■ TASK REQUIREMENTS:
Convert everything from the line containing "fast-forward-icon [224, 288, 248, 312]" down to the end of the records into a Markdown table with the columns Row and Line, numbering each line and omitting any blank lines.

* * *

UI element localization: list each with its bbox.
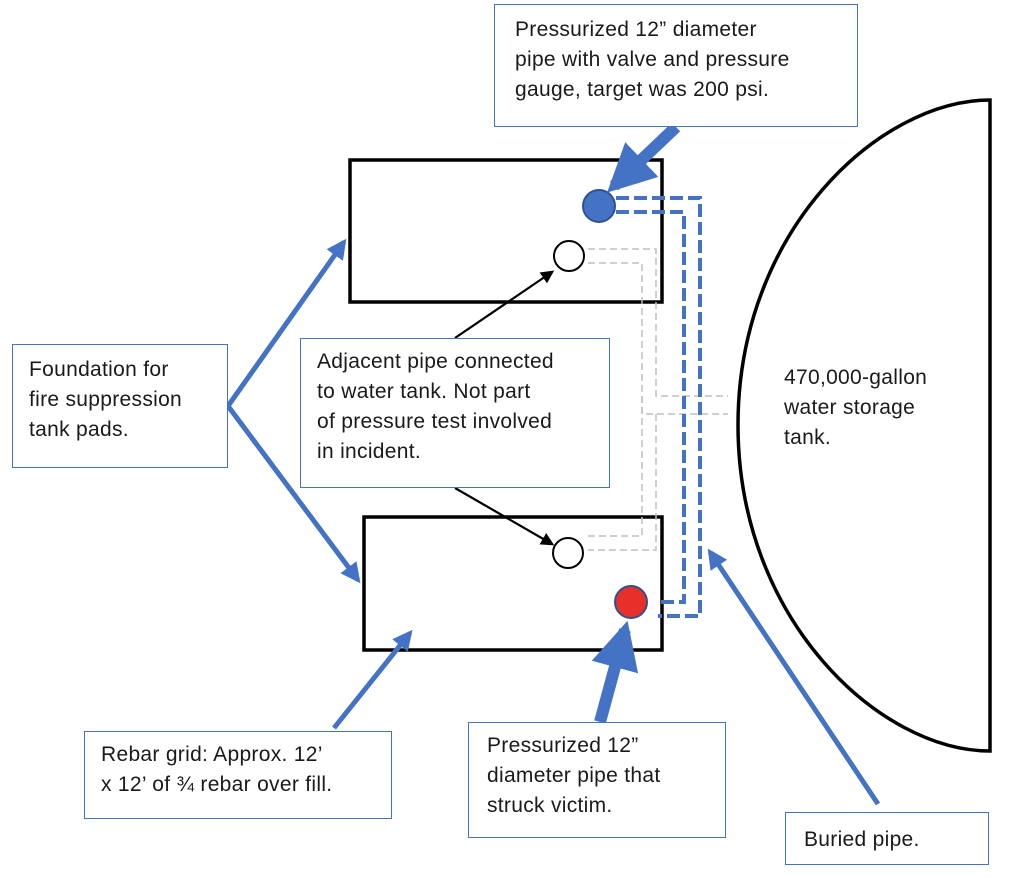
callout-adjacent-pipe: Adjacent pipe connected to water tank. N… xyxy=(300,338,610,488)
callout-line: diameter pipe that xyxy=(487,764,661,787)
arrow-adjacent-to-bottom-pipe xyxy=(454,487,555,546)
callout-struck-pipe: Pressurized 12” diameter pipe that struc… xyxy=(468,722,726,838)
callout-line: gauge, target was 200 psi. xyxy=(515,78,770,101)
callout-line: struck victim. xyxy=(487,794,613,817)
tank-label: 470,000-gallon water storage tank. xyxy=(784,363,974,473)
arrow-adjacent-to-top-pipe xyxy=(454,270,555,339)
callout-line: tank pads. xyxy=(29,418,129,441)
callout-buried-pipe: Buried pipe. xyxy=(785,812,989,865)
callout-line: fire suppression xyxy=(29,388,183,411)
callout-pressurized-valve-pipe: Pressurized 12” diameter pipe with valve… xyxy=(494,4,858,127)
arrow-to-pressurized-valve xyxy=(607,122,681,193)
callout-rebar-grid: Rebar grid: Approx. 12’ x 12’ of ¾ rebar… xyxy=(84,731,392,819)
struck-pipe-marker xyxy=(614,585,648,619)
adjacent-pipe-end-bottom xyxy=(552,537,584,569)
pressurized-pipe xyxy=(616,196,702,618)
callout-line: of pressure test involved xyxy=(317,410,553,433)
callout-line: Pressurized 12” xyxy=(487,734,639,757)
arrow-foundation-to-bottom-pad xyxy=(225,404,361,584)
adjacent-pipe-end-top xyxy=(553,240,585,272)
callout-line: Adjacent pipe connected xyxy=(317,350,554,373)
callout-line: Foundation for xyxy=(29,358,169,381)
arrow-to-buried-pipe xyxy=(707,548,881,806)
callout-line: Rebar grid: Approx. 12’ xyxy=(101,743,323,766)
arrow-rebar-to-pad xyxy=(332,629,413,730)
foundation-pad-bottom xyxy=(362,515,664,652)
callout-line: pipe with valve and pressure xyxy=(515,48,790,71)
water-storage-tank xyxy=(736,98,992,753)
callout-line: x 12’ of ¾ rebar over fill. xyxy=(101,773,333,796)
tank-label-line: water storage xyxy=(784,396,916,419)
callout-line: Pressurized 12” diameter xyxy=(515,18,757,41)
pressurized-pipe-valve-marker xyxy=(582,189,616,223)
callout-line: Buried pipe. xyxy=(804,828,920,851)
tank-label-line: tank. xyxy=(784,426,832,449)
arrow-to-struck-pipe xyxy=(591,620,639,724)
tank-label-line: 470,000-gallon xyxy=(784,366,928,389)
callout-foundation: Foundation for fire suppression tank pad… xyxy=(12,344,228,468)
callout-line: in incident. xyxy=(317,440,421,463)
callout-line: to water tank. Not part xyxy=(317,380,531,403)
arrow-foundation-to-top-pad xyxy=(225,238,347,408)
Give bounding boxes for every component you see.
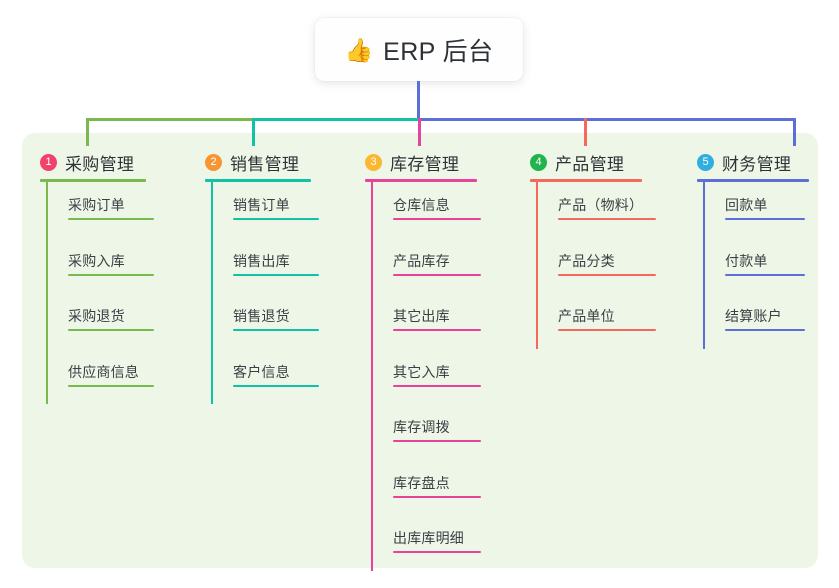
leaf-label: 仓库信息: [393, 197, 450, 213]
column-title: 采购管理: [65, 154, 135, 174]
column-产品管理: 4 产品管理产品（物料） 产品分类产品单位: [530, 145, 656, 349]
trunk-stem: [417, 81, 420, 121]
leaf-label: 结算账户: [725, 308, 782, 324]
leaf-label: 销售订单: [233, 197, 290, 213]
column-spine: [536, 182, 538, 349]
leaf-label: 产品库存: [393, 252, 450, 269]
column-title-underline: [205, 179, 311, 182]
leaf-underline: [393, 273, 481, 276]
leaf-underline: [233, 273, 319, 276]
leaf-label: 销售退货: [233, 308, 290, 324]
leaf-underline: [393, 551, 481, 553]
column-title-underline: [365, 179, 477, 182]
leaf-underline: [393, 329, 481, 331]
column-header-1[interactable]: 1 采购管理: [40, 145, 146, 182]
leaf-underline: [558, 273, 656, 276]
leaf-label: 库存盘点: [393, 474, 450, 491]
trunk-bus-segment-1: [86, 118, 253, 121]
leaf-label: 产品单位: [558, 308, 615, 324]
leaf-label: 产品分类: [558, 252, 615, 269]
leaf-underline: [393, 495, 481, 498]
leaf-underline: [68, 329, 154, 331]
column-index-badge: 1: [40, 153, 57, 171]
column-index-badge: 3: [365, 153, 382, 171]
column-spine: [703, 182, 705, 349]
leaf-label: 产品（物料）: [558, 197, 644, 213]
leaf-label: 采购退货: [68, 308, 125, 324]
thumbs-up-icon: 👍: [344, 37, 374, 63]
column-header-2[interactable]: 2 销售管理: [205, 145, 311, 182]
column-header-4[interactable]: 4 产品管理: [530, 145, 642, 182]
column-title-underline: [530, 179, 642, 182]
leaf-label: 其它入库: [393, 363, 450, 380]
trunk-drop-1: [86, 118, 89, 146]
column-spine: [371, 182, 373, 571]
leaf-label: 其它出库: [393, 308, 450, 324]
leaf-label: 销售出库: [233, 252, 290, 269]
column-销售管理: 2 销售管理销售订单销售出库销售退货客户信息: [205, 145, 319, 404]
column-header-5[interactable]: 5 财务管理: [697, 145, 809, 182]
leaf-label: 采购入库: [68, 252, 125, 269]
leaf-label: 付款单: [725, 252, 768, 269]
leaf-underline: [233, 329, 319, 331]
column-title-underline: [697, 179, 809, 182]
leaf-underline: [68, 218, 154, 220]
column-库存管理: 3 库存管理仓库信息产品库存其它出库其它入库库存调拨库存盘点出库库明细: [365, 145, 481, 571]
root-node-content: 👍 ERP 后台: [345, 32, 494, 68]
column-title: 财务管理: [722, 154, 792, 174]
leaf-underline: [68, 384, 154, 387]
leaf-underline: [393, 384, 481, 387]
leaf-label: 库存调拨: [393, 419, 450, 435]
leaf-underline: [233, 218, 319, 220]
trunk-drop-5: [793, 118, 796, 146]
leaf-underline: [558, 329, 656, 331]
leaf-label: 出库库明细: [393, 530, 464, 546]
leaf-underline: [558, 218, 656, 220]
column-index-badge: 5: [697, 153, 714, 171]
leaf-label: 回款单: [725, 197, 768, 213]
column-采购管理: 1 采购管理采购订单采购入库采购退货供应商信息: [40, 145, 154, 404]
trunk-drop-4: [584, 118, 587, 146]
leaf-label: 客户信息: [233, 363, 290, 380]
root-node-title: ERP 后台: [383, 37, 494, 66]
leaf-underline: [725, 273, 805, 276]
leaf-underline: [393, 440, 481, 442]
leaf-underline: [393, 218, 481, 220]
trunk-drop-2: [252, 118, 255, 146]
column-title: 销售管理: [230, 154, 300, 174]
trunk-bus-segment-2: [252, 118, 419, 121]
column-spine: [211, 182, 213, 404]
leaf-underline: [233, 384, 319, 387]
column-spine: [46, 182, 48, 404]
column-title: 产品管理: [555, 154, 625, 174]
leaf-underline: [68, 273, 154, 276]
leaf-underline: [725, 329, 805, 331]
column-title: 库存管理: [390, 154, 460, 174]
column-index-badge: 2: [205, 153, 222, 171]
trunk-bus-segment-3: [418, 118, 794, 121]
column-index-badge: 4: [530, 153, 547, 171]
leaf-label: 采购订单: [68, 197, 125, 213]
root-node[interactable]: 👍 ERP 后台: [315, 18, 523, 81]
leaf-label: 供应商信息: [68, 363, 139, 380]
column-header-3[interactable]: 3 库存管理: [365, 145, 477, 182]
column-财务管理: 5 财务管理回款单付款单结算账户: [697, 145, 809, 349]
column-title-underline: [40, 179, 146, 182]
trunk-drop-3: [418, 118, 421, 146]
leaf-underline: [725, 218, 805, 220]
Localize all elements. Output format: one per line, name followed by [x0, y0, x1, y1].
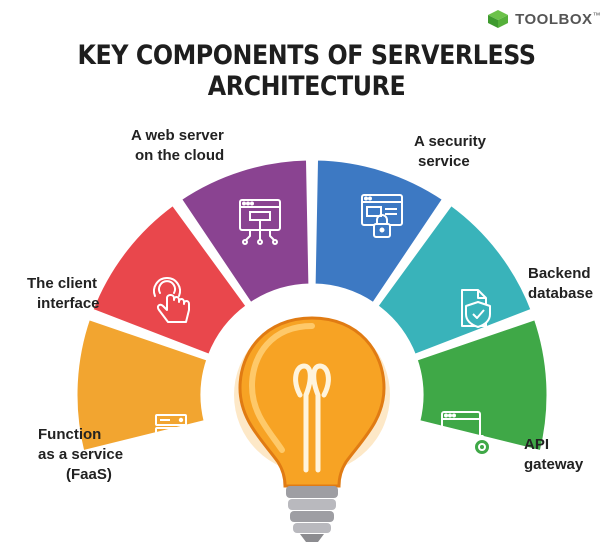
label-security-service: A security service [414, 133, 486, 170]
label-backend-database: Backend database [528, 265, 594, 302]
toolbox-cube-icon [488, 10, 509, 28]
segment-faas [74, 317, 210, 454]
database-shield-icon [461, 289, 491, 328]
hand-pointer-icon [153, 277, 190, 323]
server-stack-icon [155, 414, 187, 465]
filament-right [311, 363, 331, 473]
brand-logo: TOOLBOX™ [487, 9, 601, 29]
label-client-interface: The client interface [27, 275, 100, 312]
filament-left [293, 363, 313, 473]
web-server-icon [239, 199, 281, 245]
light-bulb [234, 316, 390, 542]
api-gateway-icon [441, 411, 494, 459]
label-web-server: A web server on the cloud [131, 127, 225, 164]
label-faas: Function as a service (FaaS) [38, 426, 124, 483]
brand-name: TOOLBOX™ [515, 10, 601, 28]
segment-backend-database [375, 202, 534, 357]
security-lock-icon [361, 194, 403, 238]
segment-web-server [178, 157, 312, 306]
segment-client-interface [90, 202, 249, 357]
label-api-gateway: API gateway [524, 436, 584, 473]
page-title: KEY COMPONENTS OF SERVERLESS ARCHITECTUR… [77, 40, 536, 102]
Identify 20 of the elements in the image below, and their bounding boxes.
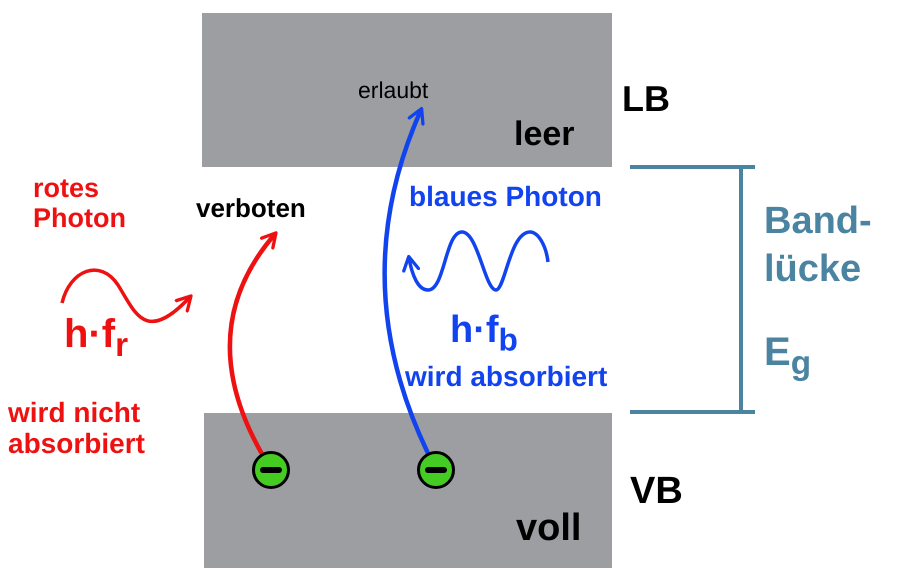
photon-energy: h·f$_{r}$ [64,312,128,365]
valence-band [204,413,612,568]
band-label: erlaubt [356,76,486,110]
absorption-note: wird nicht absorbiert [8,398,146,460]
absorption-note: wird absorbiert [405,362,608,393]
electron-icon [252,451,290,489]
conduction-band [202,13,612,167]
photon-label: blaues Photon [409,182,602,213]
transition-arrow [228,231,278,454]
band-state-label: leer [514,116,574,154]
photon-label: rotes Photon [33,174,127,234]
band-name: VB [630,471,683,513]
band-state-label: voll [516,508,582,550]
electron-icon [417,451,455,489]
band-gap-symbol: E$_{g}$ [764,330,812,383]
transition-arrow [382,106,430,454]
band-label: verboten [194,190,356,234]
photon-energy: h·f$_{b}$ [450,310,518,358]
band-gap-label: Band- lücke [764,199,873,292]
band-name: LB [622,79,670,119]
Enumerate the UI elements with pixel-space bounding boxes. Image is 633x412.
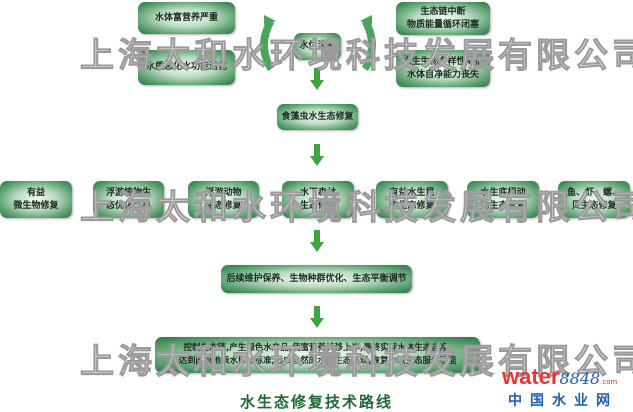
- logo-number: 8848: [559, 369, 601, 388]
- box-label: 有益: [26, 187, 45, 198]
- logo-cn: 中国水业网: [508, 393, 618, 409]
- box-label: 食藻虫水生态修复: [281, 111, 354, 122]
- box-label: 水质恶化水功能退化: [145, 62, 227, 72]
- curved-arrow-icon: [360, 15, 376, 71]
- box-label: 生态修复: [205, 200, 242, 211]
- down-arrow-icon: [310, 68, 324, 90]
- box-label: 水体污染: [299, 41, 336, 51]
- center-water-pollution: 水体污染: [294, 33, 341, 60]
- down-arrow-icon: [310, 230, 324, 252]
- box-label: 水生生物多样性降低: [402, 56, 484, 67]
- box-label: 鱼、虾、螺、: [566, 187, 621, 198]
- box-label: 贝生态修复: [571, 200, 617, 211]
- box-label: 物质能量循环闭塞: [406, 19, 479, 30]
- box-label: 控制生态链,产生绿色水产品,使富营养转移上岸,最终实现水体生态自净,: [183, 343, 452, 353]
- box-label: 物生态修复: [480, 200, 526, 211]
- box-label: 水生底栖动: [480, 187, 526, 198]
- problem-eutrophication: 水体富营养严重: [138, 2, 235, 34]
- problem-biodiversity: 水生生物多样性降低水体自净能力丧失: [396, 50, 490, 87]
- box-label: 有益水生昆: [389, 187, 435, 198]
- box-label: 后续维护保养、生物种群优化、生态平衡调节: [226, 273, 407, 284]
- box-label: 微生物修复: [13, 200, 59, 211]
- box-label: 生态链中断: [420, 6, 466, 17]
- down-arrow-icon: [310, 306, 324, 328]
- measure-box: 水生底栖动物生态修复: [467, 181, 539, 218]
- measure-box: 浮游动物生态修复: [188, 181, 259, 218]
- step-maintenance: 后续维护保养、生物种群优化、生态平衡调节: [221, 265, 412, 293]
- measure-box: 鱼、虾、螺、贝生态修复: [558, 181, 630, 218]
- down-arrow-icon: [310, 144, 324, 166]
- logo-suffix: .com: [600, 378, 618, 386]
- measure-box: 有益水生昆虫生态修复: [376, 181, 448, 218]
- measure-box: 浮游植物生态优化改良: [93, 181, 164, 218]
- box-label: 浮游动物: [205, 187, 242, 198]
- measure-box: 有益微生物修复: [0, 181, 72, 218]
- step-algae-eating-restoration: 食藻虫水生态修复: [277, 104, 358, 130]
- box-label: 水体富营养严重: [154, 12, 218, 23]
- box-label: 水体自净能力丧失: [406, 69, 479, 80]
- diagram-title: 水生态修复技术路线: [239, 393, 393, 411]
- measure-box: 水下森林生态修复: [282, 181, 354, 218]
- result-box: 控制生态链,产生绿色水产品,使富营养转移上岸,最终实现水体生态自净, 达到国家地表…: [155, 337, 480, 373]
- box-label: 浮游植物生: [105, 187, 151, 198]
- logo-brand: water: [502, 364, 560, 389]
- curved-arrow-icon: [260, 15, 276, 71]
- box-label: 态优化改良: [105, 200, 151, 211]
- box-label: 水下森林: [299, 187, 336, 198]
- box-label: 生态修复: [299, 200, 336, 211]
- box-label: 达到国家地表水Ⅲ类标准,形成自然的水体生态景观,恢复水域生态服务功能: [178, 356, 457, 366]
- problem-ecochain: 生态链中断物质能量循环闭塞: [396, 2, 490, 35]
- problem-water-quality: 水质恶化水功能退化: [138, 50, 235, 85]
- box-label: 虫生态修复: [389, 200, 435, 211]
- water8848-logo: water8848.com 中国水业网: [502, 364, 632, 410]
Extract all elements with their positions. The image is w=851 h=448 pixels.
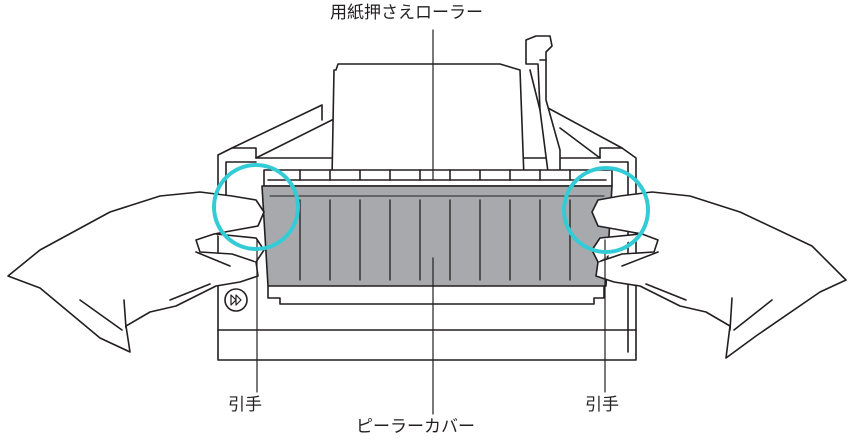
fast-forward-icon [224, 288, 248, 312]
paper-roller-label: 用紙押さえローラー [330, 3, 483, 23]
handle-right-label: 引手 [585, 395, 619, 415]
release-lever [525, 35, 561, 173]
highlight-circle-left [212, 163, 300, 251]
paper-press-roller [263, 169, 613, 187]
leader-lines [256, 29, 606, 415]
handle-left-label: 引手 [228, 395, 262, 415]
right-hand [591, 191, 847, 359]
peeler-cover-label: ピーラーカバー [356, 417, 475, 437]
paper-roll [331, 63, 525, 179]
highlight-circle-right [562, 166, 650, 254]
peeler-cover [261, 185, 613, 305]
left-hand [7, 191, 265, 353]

* * *

■ RESPONSE FOR THIS EXERCISE:
| Row | Line |
|---|---|
| 1 | fast-forward-icon [224, 288, 248, 312] |
| 2 | paper-roller-label: 用紙押さえローラー [330, 3, 483, 23] |
| 3 | handle-right-label: 引手 [585, 395, 619, 415] |
| 4 | release-lever [525, 35, 561, 173] |
| 5 | highlight-circle-left [212, 163, 300, 251] |
| 6 | paper-press-roller [263, 169, 613, 187] |
| 7 | leader-lines [256, 29, 606, 415] |
| 8 | handle-left-label: 引手 [228, 395, 262, 415] |
| 9 | right-hand [591, 191, 847, 359] |
| 10 | peeler-cover-label: ピーラーカバー [356, 417, 475, 437] |
| 11 | paper-roll [331, 63, 525, 179] |
| 12 | highlight-circle-right [562, 166, 650, 254] |
| 13 | peeler-cover [261, 185, 613, 305] |
| 14 | left-hand [7, 191, 265, 353] |